>>>

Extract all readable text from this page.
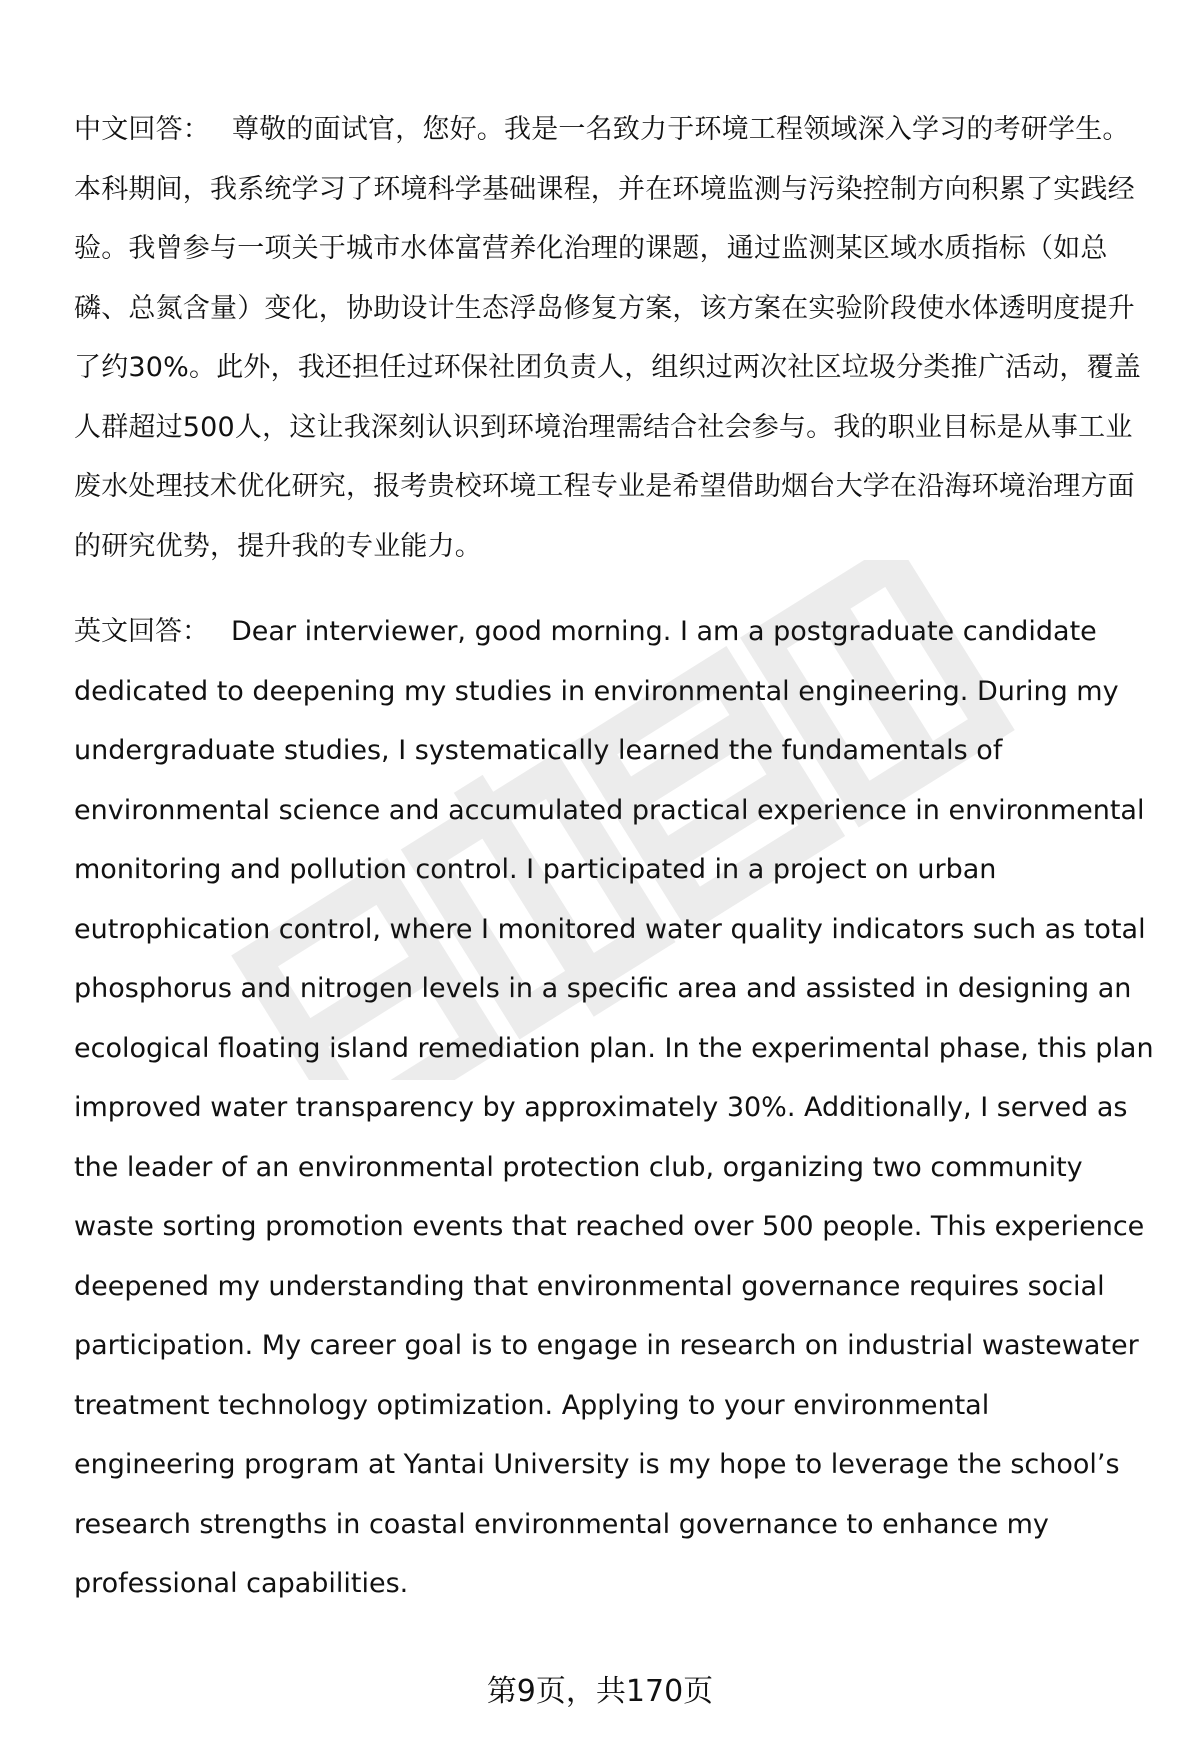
中文回答： 尊敬的面试官，您好。我是一名致力于环境工程领域深入学习的考研学生。本科期间，我系统学习了环境科学基础课程，并在环境监测与污染控制方向积累了实践经验。我曾参与一项关于城市水体富营养化治理的课题，通过监测某区域水质指标（如总磷、总氮含量）变化，协助设计生态浮岛修复方案，该方案在实验阶段使水体透明度提升了约30%。此外，我还担任过环保社团负责人，组织过两次社区垃圾分类推广活动，覆盖人群超过500人，这让我深刻认识到环境治理需结合社会参与。我的职业目标是从事工业废水处理技术优化研究，报考贵校环境工程专业是希望借助烟台大学在沿海环境治理方面的研究优势，提升我的专业能力。

英文回答： Dear interviewer, good morning. I am a postgraduate candidate dedicated to deepening my studies in environmental engineering. During my undergraduate studies, I systematically learned the fundamentals of environmental science and accumulated practical experience in environmental monitoring and pollution control. I participated in a project on urban eutrophication control, where I monitored water quality indicators such as total phosphorus and nitrogen levels in a specific area and assisted in designing an ecological floating island remediation plan. In the experimental phase, this plan improved water transparency by approximately 30%. Additionally, I served as the leader of an environmental protection club, organizing two community waste sorting promotion events that reached over 500 people. This experience deepened my understanding that environmental governance requires social participation. My career goal is to engage in research on industrial wastewater treatment technology optimization. Applying to your environmental engineering program at Yantai University is my hope to leverage the school’s research strengths in coastal environmental governance to enhance my professional capabilities.

第9页，共170页
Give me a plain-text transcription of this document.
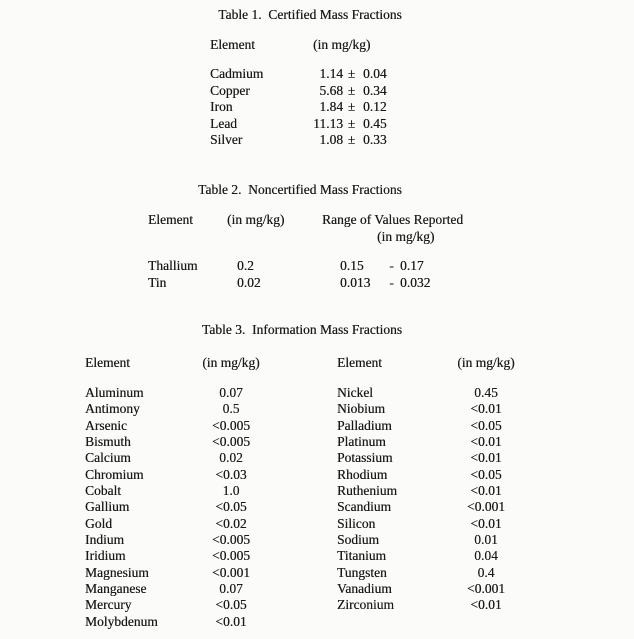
Table 1.  Certified Mass Fractions
Element	(in mg/kg)
Cadmium	1.14 ± 0.04
Copper	5.68 ± 0.34
Iron	1.84 ± 0.12
Lead	11.13 ± 0.45
Silver	1.08 ± 0.33
Table 2.  Noncertified Mass Fractions
Element	(in mg/kg)	Range of Values Reported
(in mg/kg)
Thallium	0.2	0.15	- 0.17
Tin	0.02	0.013	- 0.032
Table 3.  Information Mass Fractions
Element	(in mg/kg)	Element	(in mg/kg)
Aluminum	0.07	Nickel	0.45
Antimony	0.5	Niobium	<0.01
Arsenic	<0.005	Palladium	<0.05
Bismuth	<0.005	Platinum	<0.01
Calcium	0.02	Potassium	<0.01
Chromium	<0.03	Rhodium	<0.05
Cobalt	1.0	Ruthenium	<0.01
Gallium	<0.05	Scandium	<0.001
Gold	<0.02	Silicon	<0.01
Indium	<0.005	Sodium	0.01
Iridium	<0.005	Titanium	0.04
Magnesium	<0.001	Tungsten	0.4
Manganese	0.07	Vanadium	<0.001
Mercury	<0.05	Zirconium	<0.01
Molybdenum	<0.01
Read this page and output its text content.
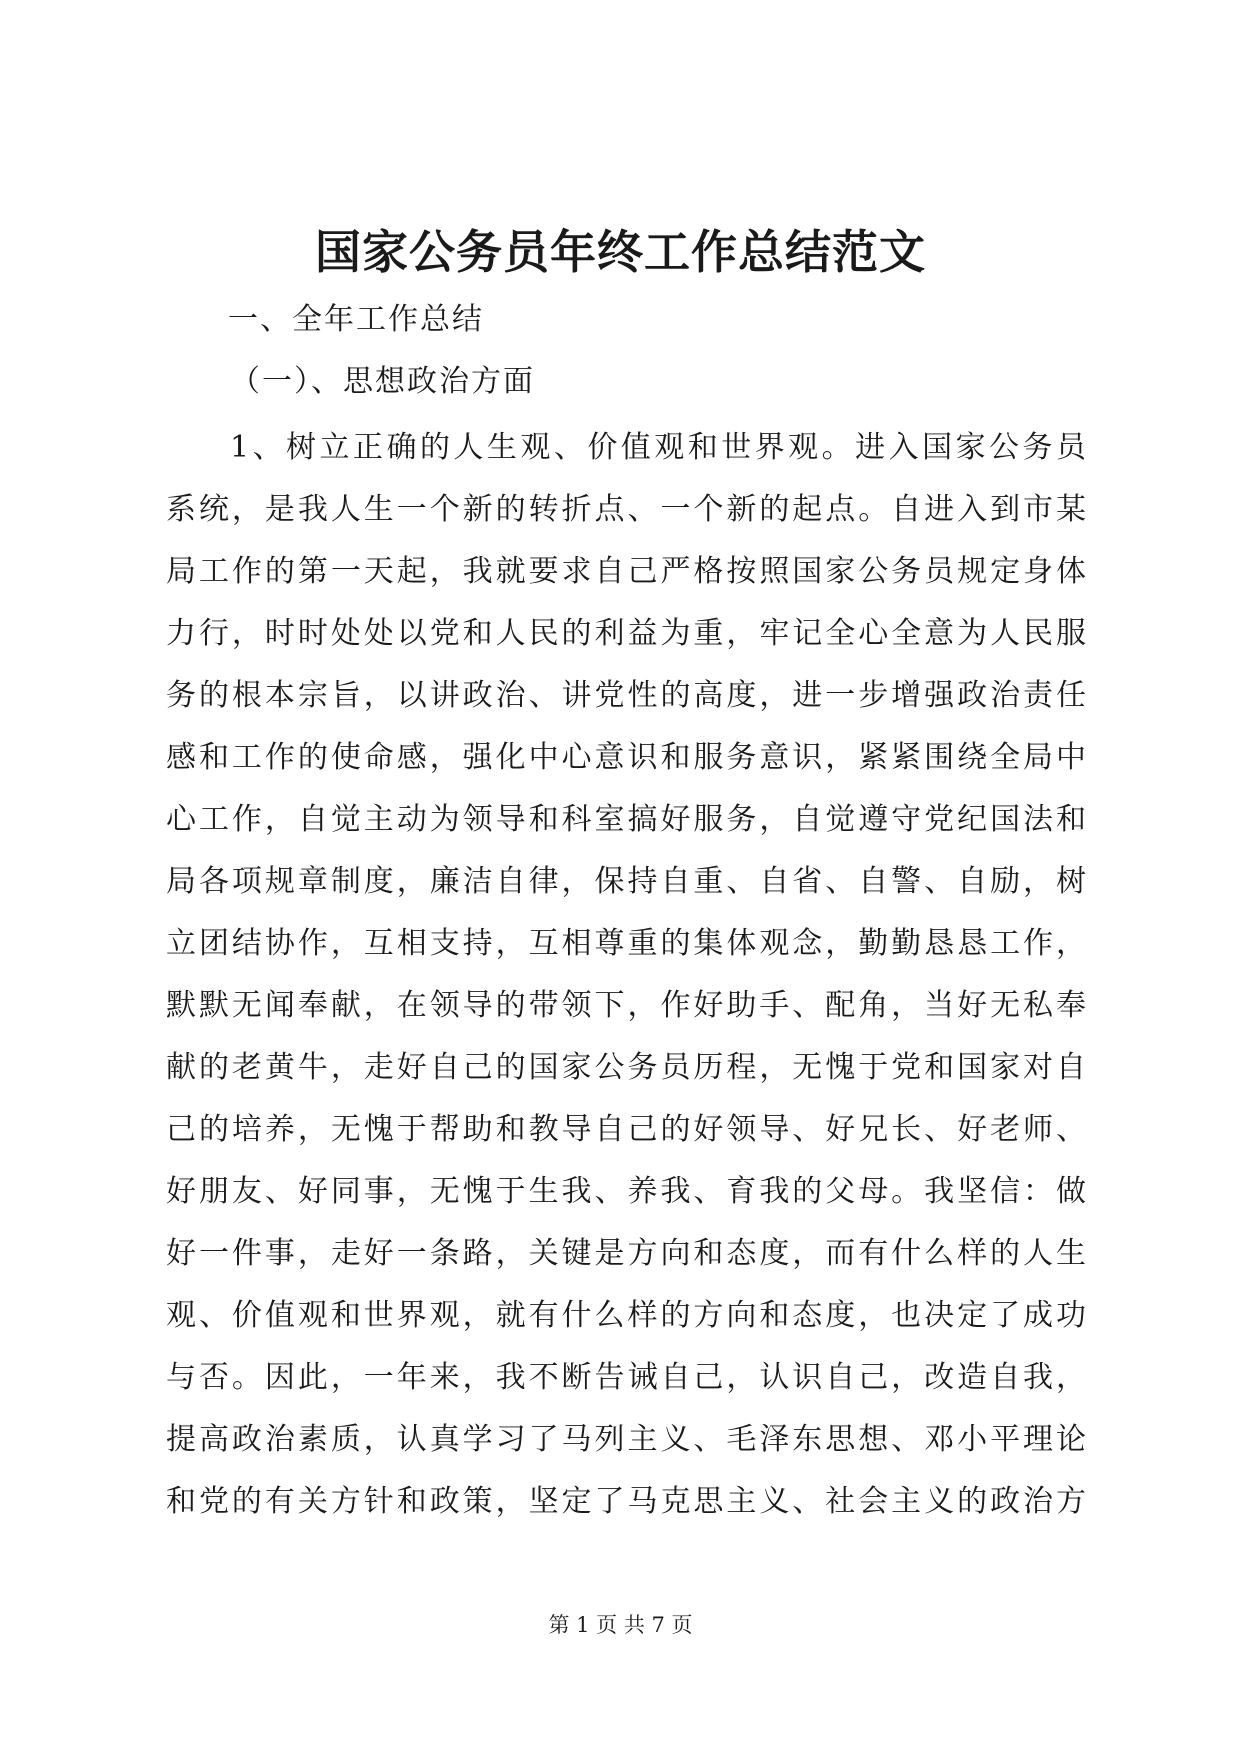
国家公务员年终工作总结范文
一、全年工作总结
（一）、思想政治方面
1、树立正确的人生观、价值观和世界观。进入国家公务员
系统，是我人生一个新的转折点、一个新的起点。自进入到市某
局工作的第一天起，我就要求自己严格按照国家公务员规定身体
力行，时时处处以党和人民的利益为重，牢记全心全意为人民服
务的根本宗旨，以讲政治、讲党性的高度，进一步增强政治责任
感和工作的使命感，强化中心意识和服务意识，紧紧围绕全局中
心工作，自觉主动为领导和科室搞好服务，自觉遵守党纪国法和
局各项规章制度，廉洁自律，保持自重、自省、自警、自励，树
立团结协作，互相支持，互相尊重的集体观念，勤勤恳恳工作，
默默无闻奉献，在领导的带领下，作好助手、配角，当好无私奉
献的老黄牛，走好自己的国家公务员历程，无愧于党和国家对自
己的培养，无愧于帮助和教导自己的好领导、好兄长、好老师、
好朋友、好同事，无愧于生我、养我、育我的父母。我坚信：做
好一件事，走好一条路，关键是方向和态度，而有什么样的人生
观、价值观和世界观，就有什么样的方向和态度，也决定了成功
与否。因此，一年来，我不断告诫自己，认识自己，改造自我，
提高政治素质，认真学习了马列主义、毛泽东思想、邓小平理论
和党的有关方针和政策，坚定了马克思主义、社会主义的政治方
第 1 页 共 7 页
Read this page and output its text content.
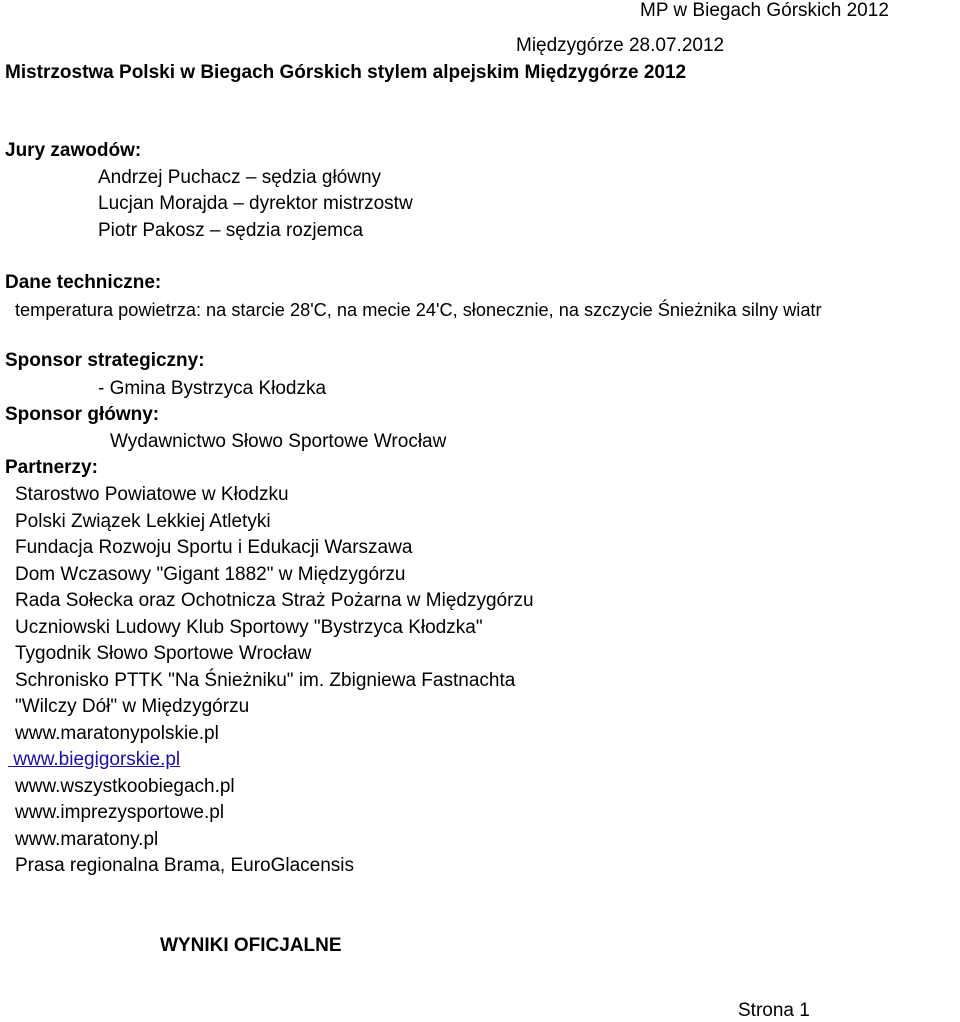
MP w Biegach Górskich 2012

Międzygórze 28.07.2012

Mistrzostwa Polski w Biegach Górskich stylem alpejskim Międzygórze 2012

Jury zawodów:

Andrzej Puchacz – sędzia główny

Lucjan Morajda – dyrektor mistrzostw

Piotr Pakosz – sędzia rozjemca

Dane techniczne:

temperatura powietrza: na starcie 28'C, na mecie 24'C, słonecznie, na szczycie Śnieżnika silny wiatr

Sponsor strategiczny:

- Gmina Bystrzyca Kłodzka

Sponsor główny:

Wydawnictwo Słowo Sportowe Wrocław

Partnerzy:

Starostwo Powiatowe w Kłodzku

Polski Związek Lekkiej Atletyki

Fundacja Rozwoju Sportu i Edukacji Warszawa

Dom Wczasowy "Gigant 1882" w Międzygórzu

Rada Sołecka oraz Ochotnicza Straż Pożarna w Międzygórzu

Uczniowski Ludowy Klub Sportowy "Bystrzyca Kłodzka"

Tygodnik Słowo Sportowe Wrocław

Schronisko PTTK "Na Śnieżniku" im. Zbigniewa Fastnachta

"Wilczy Dół" w Międzygórzu

www.maratonypolskie.pl

www.biegigorskie.pl

www.wszystkoobiegach.pl

www.imprezysportowe.pl

www.maratony.pl

Prasa regionalna Brama, EuroGlacensis

WYNIKI OFICJALNE

Strona 1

<<<

| REQUIRED WORK |
Your copy should match the entries exactly, minus the pictures.

| SOLUTION TO THIS EXERCISE |
Extract all readable text from this page.
中文回答： 尊敬的面试官，您好。我是一名致力于环境工程领域深入学习的考研学生。本科期间，我系统学习了环境科学基础课程，并在环境监测与污染控制方向积累了实践经验。我曾参与一项关于城市水体富营养化治理的课题，通过监测某区域水质指标（如总磷、总氮含量）变化，协助设计生态浮岛修复方案，该方案在实验阶段使水体透明度提升了约30%。此外，我还担任过环保社团负责人，组织过两次社区垃圾分类推广活动，覆盖人群超过500人，这让我深刻认识到环境治理需结合社会参与。我的职业目标是从事工业废水处理技术优化研究，报考贵校环境工程专业是希望借助烟台大学在沿海环境治理方面的研究优势，提升我的专业能力。

英文回答： Dear interviewer, good morning. I am a postgraduate candidate dedicated to deepening my studies in environmental engineering. During my undergraduate studies, I systematically learned the fundamentals of environmental science and accumulated practical experience in environmental monitoring and pollution control. I participated in a project on urban eutrophication control, where I monitored water quality indicators such as total phosphorus and nitrogen levels in a specific area and assisted in designing an ecological floating island remediation plan. In the experimental phase, this plan improved water transparency by approximately 30%. Additionally, I served as the leader of an environmental protection club, organizing two community waste sorting promotion events that reached over 500 people. This experience deepened my understanding that environmental governance requires social participation. My career goal is to engage in research on industrial wastewater treatment technology optimization. Applying to your environmental engineering program at Yantai University is my hope to leverage the school’s research strengths in coastal environmental governance to enhance my professional capabilities.

第9页，共170页
Give me a plain-text transcription of this document.
Table 1.  Certified Mass Fractions
Element	(in mg/kg)
Cadmium	1.14 ± 0.04
Copper	5.68 ± 0.34
Iron	1.84 ± 0.12
Lead	11.13 ± 0.45
Silver	1.08 ± 0.33
Table 2.  Noncertified Mass Fractions
Element	(in mg/kg)	Range of Values Reported
(in mg/kg)
Thallium	0.2	0.15	- 0.17
Tin	0.02	0.013	- 0.032
Table 3.  Information Mass Fractions
Element	(in mg/kg)	Element	(in mg/kg)
Aluminum	0.07	Nickel	0.45
Antimony	0.5	Niobium	<0.01
Arsenic	<0.005	Palladium	<0.05
Bismuth	<0.005	Platinum	<0.01
Calcium	0.02	Potassium	<0.01
Chromium	<0.03	Rhodium	<0.05
Cobalt	1.0	Ruthenium	<0.01
Gallium	<0.05	Scandium	<0.001
Gold	<0.02	Silicon	<0.01
Indium	<0.005	Sodium	0.01
Iridium	<0.005	Titanium	0.04
Magnesium	<0.001	Tungsten	0.4
Manganese	0.07	Vanadium	<0.001
Mercury	<0.05	Zirconium	<0.01
Molybdenum	<0.01
Read this page and output its text content.
国家公务员年终工作总结范文
一、全年工作总结
（一）、思想政治方面
1、树立正确的人生观、价值观和世界观。进入国家公务员
系统，是我人生一个新的转折点、一个新的起点。自进入到市某
局工作的第一天起，我就要求自己严格按照国家公务员规定身体
力行，时时处处以党和人民的利益为重，牢记全心全意为人民服
务的根本宗旨，以讲政治、讲党性的高度，进一步增强政治责任
感和工作的使命感，强化中心意识和服务意识，紧紧围绕全局中
心工作，自觉主动为领导和科室搞好服务，自觉遵守党纪国法和
局各项规章制度，廉洁自律，保持自重、自省、自警、自励，树
立团结协作，互相支持，互相尊重的集体观念，勤勤恳恳工作，
默默无闻奉献，在领导的带领下，作好助手、配角，当好无私奉
献的老黄牛，走好自己的国家公务员历程，无愧于党和国家对自
己的培养，无愧于帮助和教导自己的好领导、好兄长、好老师、
好朋友、好同事，无愧于生我、养我、育我的父母。我坚信：做
好一件事，走好一条路，关键是方向和态度，而有什么样的人生
观、价值观和世界观，就有什么样的方向和态度，也决定了成功
与否。因此，一年来，我不断告诫自己，认识自己，改造自我，
提高政治素质，认真学习了马列主义、毛泽东思想、邓小平理论
和党的有关方针和政策，坚定了马克思主义、社会主义的政治方
第 1 页 共 7 页
Read this page and output its text content.
MP w Biegach Górskich 2012

Międzygórze 28.07.2012

Mistrzostwa Polski w Biegach Górskich stylem alpejskim Międzygórze 2012

Jury zawodów:

Andrzej Puchacz – sędzia główny

Lucjan Morajda – dyrektor mistrzostw

Piotr Pakosz – sędzia rozjemca

Dane techniczne:

temperatura powietrza: na starcie 28'C, na mecie 24'C, słonecznie, na szczycie Śnieżnika silny wiatr

Sponsor strategiczny:

- Gmina Bystrzyca Kłodzka

Sponsor główny:

Wydawnictwo Słowo Sportowe Wrocław

Partnerzy:

Starostwo Powiatowe w Kłodzku

Polski Związek Lekkiej Atletyki

Fundacja Rozwoju Sportu i Edukacji Warszawa

Dom Wczasowy "Gigant 1882" w Międzygórzu

Rada Sołecka oraz Ochotnicza Straż Pożarna w Międzygórzu

Uczniowski Ludowy Klub Sportowy "Bystrzyca Kłodzka"

Tygodnik Słowo Sportowe Wrocław

Schronisko PTTK "Na Śnieżniku" im. Zbigniewa Fastnachta

"Wilczy Dół" w Międzygórzu

www.maratonypolskie.pl

www.biegigorskie.pl

www.wszystkoobiegach.pl

www.imprezysportowe.pl

www.maratony.pl

Prasa regionalna Brama, EuroGlacensis

WYNIKI OFICJALNE

Strona 1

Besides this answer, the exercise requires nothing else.